**WHAT YOU NEED TO DO**: Copy each line of the data below exactly, leaving out pictures.

*** EXERCISE INPUT

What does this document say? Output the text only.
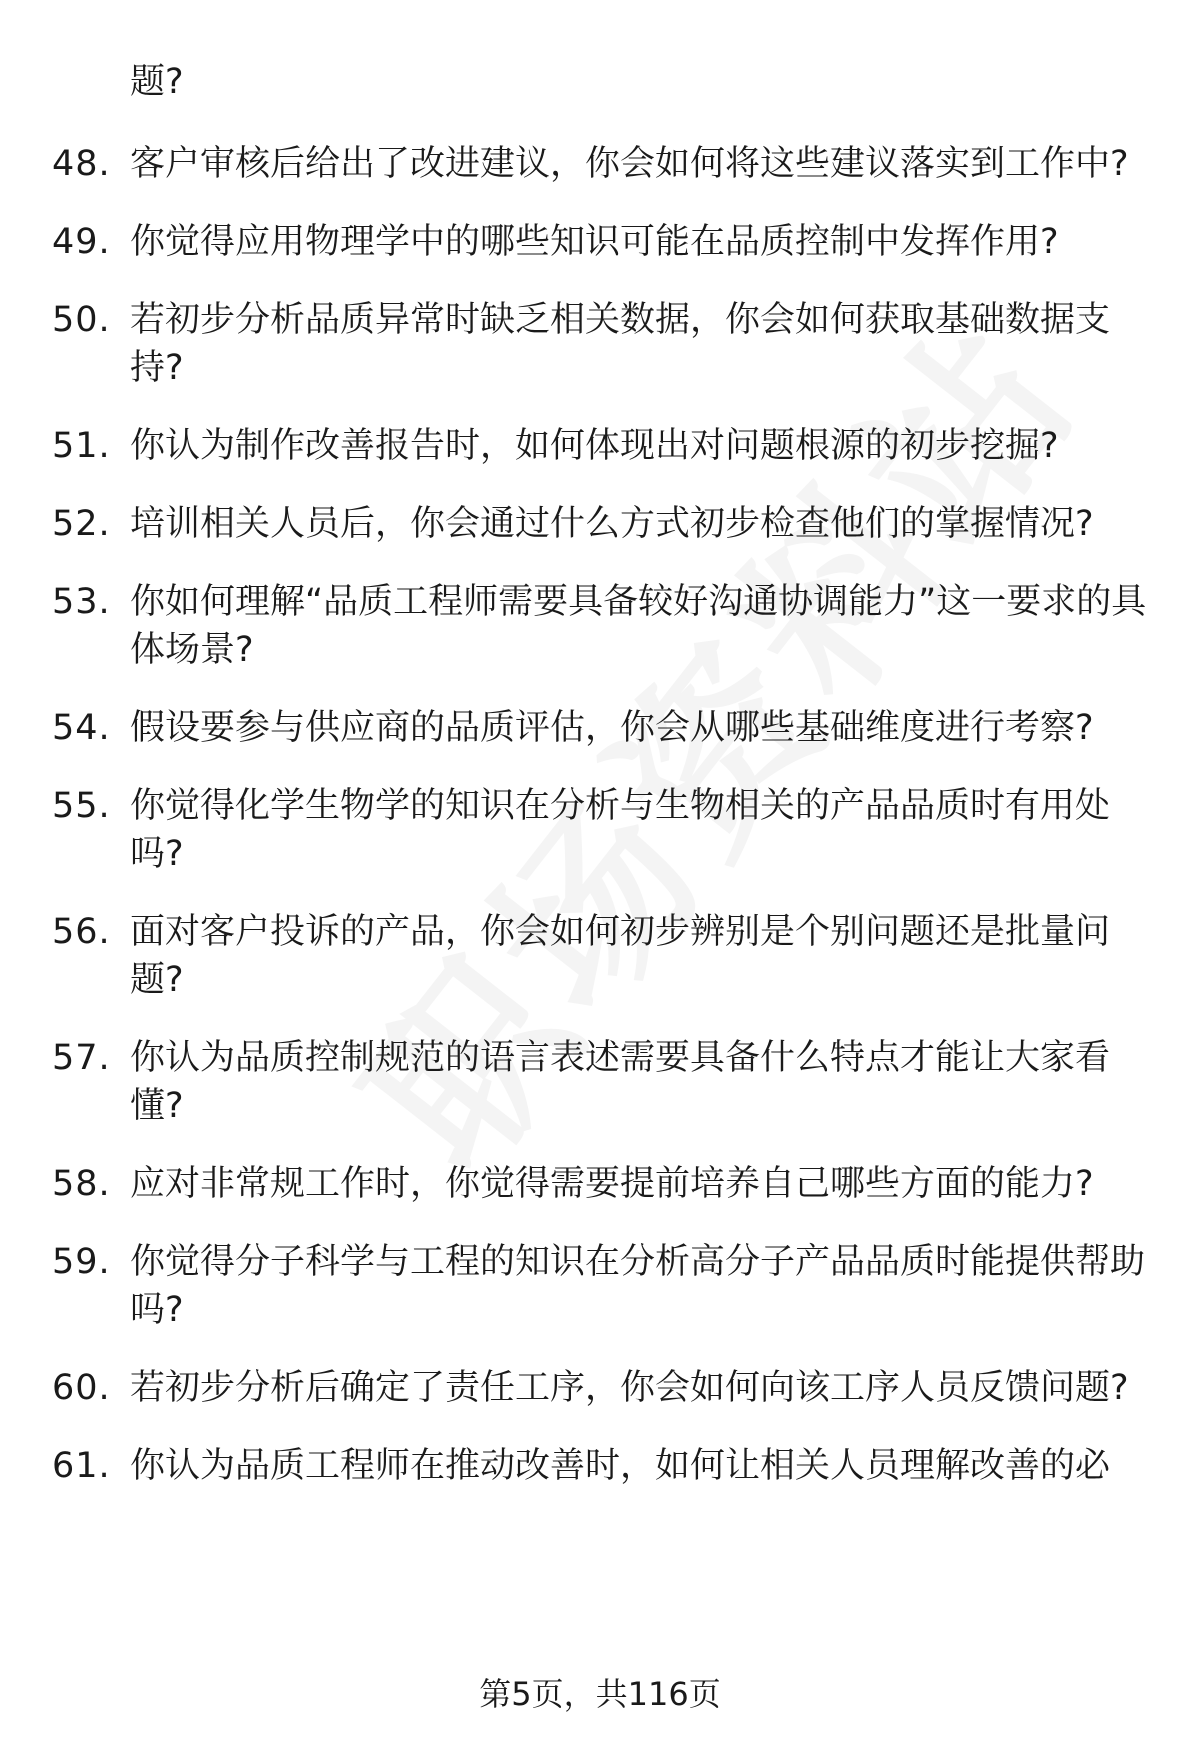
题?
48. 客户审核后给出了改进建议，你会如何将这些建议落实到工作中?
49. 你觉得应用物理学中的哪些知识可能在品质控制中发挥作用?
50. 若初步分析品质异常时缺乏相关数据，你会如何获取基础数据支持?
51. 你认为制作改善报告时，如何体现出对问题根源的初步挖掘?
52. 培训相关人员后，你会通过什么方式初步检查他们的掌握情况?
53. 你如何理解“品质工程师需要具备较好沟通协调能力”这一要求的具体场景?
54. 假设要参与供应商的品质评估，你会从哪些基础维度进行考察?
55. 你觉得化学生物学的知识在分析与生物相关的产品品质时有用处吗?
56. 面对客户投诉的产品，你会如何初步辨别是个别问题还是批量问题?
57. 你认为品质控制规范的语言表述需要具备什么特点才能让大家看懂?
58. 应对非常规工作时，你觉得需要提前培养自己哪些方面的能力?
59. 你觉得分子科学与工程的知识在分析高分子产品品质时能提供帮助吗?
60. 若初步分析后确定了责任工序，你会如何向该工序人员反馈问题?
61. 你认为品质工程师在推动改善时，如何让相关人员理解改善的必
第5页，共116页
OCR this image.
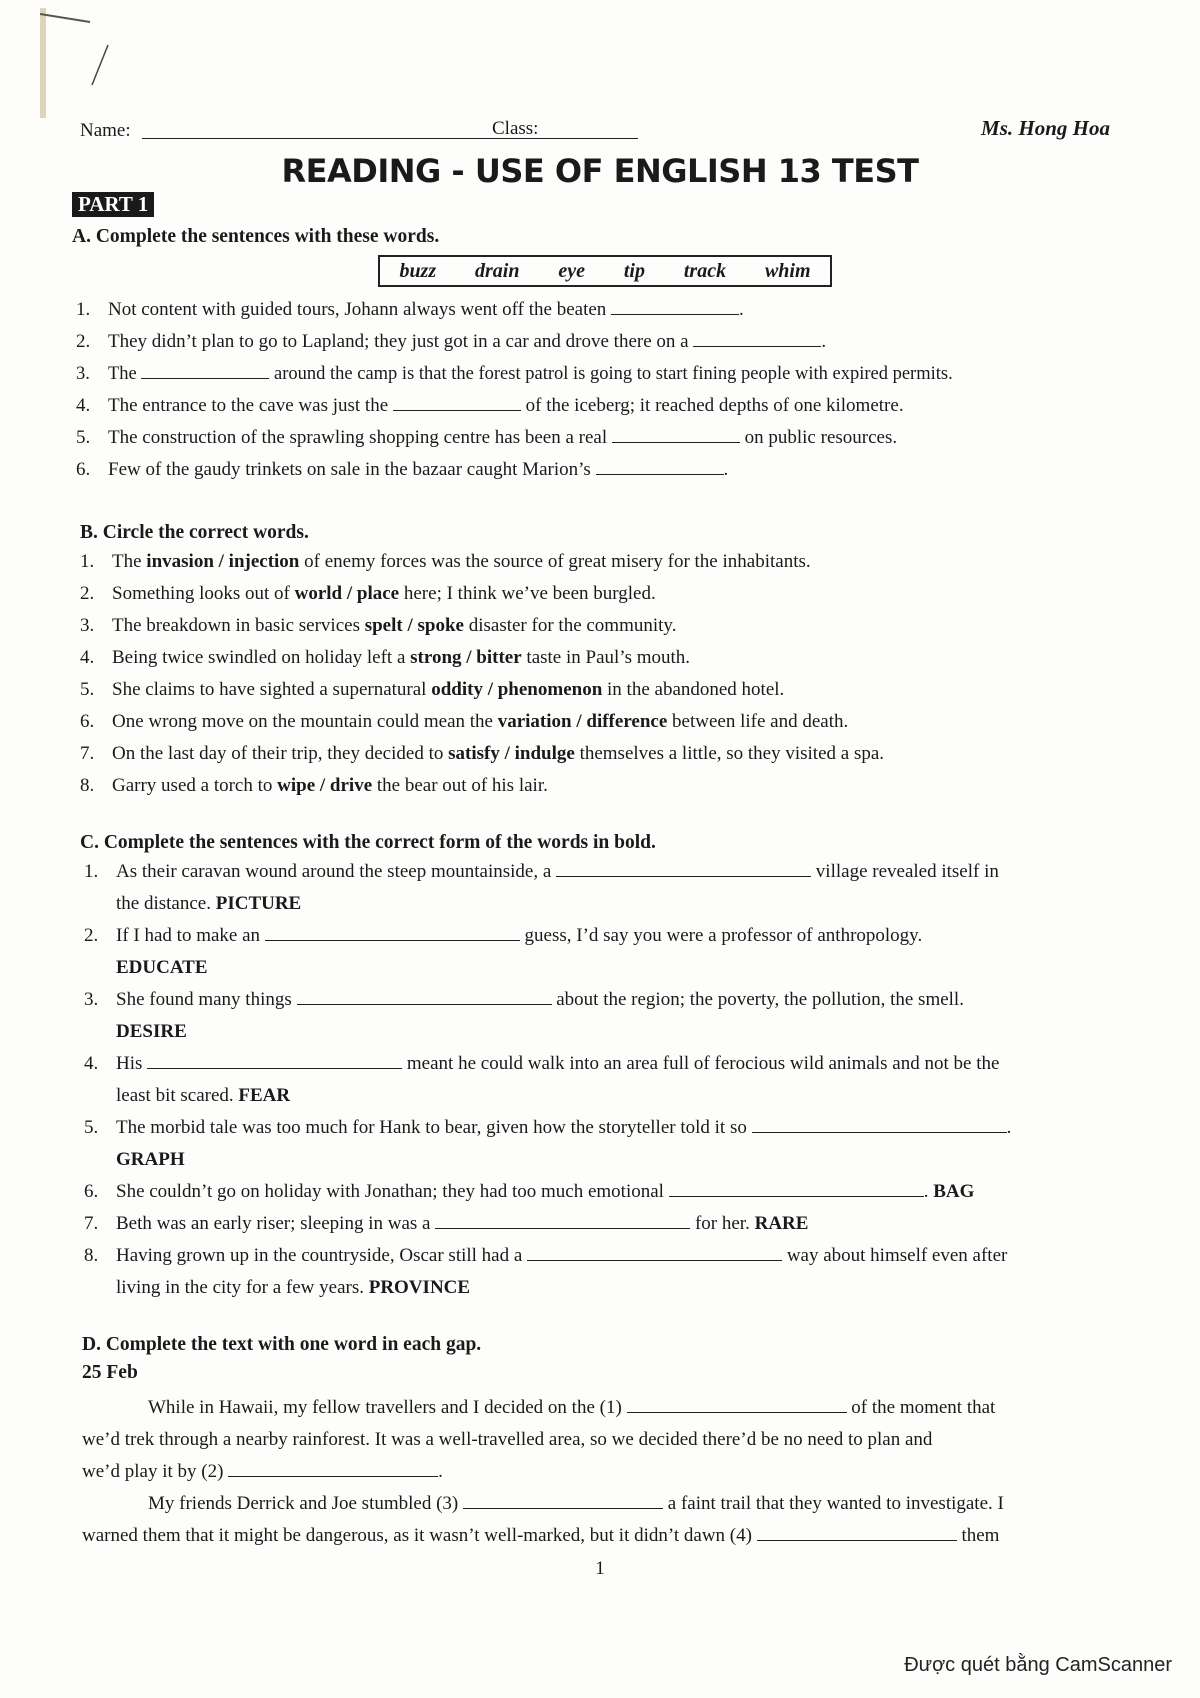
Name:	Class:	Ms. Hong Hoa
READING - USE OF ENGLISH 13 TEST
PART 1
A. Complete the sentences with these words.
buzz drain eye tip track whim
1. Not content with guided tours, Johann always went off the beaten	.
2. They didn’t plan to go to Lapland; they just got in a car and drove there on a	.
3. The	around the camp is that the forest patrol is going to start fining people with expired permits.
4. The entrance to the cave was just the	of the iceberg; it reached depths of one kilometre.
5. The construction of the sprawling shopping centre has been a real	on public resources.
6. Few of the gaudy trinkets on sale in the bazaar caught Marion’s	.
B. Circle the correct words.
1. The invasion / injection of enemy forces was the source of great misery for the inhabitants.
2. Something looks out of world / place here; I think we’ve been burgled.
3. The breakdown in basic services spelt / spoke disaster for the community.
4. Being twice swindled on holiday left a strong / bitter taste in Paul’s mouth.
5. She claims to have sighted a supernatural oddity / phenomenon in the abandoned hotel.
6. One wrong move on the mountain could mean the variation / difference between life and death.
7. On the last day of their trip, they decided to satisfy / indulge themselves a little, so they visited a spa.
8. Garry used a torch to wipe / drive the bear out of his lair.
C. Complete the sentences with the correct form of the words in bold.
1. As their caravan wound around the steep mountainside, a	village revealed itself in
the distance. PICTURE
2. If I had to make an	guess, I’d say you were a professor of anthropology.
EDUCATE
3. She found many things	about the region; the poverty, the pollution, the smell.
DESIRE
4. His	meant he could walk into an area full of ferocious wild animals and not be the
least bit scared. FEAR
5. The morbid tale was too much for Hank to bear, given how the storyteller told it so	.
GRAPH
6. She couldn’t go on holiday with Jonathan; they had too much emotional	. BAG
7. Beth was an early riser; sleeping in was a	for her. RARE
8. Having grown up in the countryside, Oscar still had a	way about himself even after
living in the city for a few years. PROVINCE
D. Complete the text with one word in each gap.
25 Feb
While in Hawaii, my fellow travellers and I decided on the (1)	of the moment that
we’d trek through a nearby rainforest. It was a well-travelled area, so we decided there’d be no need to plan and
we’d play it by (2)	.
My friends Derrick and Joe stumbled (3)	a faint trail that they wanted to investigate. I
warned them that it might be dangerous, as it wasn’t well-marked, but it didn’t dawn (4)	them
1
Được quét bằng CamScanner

******

**COMPLETED EXERCISE**:
What does this document say? Output the text only.
题?
48. 客户审核后给出了改进建议，你会如何将这些建议落实到工作中?
49. 你觉得应用物理学中的哪些知识可能在品质控制中发挥作用?
50. 若初步分析品质异常时缺乏相关数据，你会如何获取基础数据支持?
51. 你认为制作改善报告时，如何体现出对问题根源的初步挖掘?
52. 培训相关人员后，你会通过什么方式初步检查他们的掌握情况?
53. 你如何理解“品质工程师需要具备较好沟通协调能力”这一要求的具体场景?
54. 假设要参与供应商的品质评估，你会从哪些基础维度进行考察?
55. 你觉得化学生物学的知识在分析与生物相关的产品品质时有用处吗?
56. 面对客户投诉的产品，你会如何初步辨别是个别问题还是批量问题?
57. 你认为品质控制规范的语言表述需要具备什么特点才能让大家看懂?
58. 应对非常规工作时，你觉得需要提前培养自己哪些方面的能力?
59. 你觉得分子科学与工程的知识在分析高分子产品品质时能提供帮助吗?
60. 若初步分析后确定了责任工序，你会如何向该工序人员反馈问题?
61. 你认为品质工程师在推动改善时，如何让相关人员理解改善的必
第5页，共116页
OCR this image.
Name:	Class:	Ms. Hong Hoa
READING - USE OF ENGLISH 13 TEST
PART 1
A. Complete the sentences with these words.
buzz drain eye tip track whim
1. Not content with guided tours, Johann always went off the beaten	.
2. They didn’t plan to go to Lapland; they just got in a car and drove there on a	.
3. The	around the camp is that the forest patrol is going to start fining people with expired permits.
4. The entrance to the cave was just the	of the iceberg; it reached depths of one kilometre.
5. The construction of the sprawling shopping centre has been a real	on public resources.
6. Few of the gaudy trinkets on sale in the bazaar caught Marion’s	.
B. Circle the correct words.
1. The invasion / injection of enemy forces was the source of great misery for the inhabitants.
2. Something looks out of world / place here; I think we’ve been burgled.
3. The breakdown in basic services spelt / spoke disaster for the community.
4. Being twice swindled on holiday left a strong / bitter taste in Paul’s mouth.
5. She claims to have sighted a supernatural oddity / phenomenon in the abandoned hotel.
6. One wrong move on the mountain could mean the variation / difference between life and death.
7. On the last day of their trip, they decided to satisfy / indulge themselves a little, so they visited a spa.
8. Garry used a torch to wipe / drive the bear out of his lair.
C. Complete the sentences with the correct form of the words in bold.
1. As their caravan wound around the steep mountainside, a	village revealed itself in
the distance. PICTURE
2. If I had to make an	guess, I’d say you were a professor of anthropology.
EDUCATE
3. She found many things	about the region; the poverty, the pollution, the smell.
DESIRE
4. His	meant he could walk into an area full of ferocious wild animals and not be the
least bit scared. FEAR
5. The morbid tale was too much for Hank to bear, given how the storyteller told it so	.
GRAPH
6. She couldn’t go on holiday with Jonathan; they had too much emotional	. BAG
7. Beth was an early riser; sleeping in was a	for her. RARE
8. Having grown up in the countryside, Oscar still had a	way about himself even after
living in the city for a few years. PROVINCE
D. Complete the text with one word in each gap.
25 Feb
While in Hawaii, my fellow travellers and I decided on the (1)	of the moment that
we’d trek through a nearby rainforest. It was a well-travelled area, so we decided there’d be no need to plan and
we’d play it by (2)	.
My friends Derrick and Joe stumbled (3)	a faint trail that they wanted to investigate. I
warned them that it might be dangerous, as it wasn’t well-marked, but it didn’t dawn (4)	them
1
Được quét bằng CamScanner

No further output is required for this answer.